▶ **DATASET CONTENT**:
╭──

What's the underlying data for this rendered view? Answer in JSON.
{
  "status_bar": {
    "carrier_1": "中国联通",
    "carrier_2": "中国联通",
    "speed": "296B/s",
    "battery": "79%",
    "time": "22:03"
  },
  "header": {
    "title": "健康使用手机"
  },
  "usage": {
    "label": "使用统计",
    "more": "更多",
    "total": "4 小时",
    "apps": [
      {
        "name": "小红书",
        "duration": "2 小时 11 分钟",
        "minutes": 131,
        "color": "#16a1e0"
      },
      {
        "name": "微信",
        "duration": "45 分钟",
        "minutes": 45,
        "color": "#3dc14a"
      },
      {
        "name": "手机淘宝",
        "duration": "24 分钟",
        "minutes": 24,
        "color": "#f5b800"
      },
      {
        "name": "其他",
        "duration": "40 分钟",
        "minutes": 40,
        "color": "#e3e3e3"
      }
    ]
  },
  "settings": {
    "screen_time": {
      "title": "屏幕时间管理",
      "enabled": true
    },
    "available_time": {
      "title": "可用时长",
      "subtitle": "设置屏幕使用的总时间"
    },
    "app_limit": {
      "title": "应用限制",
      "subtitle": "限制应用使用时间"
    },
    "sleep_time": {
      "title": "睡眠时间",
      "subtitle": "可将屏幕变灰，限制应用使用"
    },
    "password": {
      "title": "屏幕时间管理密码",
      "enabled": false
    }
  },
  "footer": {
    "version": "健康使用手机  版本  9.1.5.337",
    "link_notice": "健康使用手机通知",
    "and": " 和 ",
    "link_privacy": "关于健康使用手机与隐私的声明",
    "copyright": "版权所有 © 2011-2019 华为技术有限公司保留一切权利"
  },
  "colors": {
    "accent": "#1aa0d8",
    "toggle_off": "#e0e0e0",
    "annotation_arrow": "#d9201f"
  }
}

╰──

▶ **THE PROBLEM**: Repeat every entry word for word.

▶ **RESULT BELOW**:
What's the underlying data for this rendered view? Answer in JSON.
{
  "status_bar": {
    "carrier_1": "中国联通",
    "carrier_2": "中国联通",
    "speed": "296B/s",
    "battery": "79%",
    "time": "22:03"
  },
  "header": {
    "title": "健康使用手机"
  },
  "usage": {
    "label": "使用统计",
    "more": "更多",
    "total": "4 小时",
    "apps": [
      {
        "name": "小红书",
        "duration": "2 小时 11 分钟",
        "minutes": 131,
        "color": "#16a1e0"
      },
      {
        "name": "微信",
        "duration": "45 分钟",
        "minutes": 45,
        "color": "#3dc14a"
      },
      {
        "name": "手机淘宝",
        "duration": "24 分钟",
        "minutes": 24,
        "color": "#f5b800"
      },
      {
        "name": "其他",
        "duration": "40 分钟",
        "minutes": 40,
        "color": "#e3e3e3"
      }
    ]
  },
  "settings": {
    "screen_time": {
      "title": "屏幕时间管理",
      "enabled": true
    },
    "available_time": {
      "title": "可用时长",
      "subtitle": "设置屏幕使用的总时间"
    },
    "app_limit": {
      "title": "应用限制",
      "subtitle": "限制应用使用时间"
    },
    "sleep_time": {
      "title": "睡眠时间",
      "subtitle": "可将屏幕变灰，限制应用使用"
    },
    "password": {
      "title": "屏幕时间管理密码",
      "enabled": false
    }
  },
  "footer": {
    "version": "健康使用手机  版本  9.1.5.337",
    "link_notice": "健康使用手机通知",
    "and": " 和 ",
    "link_privacy": "关于健康使用手机与隐私的声明",
    "copyright": "版权所有 © 2011-2019 华为技术有限公司保留一切权利"
  },
  "colors": {
    "accent": "#1aa0d8",
    "toggle_off": "#e0e0e0",
    "annotation_arrow": "#d9201f"
  }
}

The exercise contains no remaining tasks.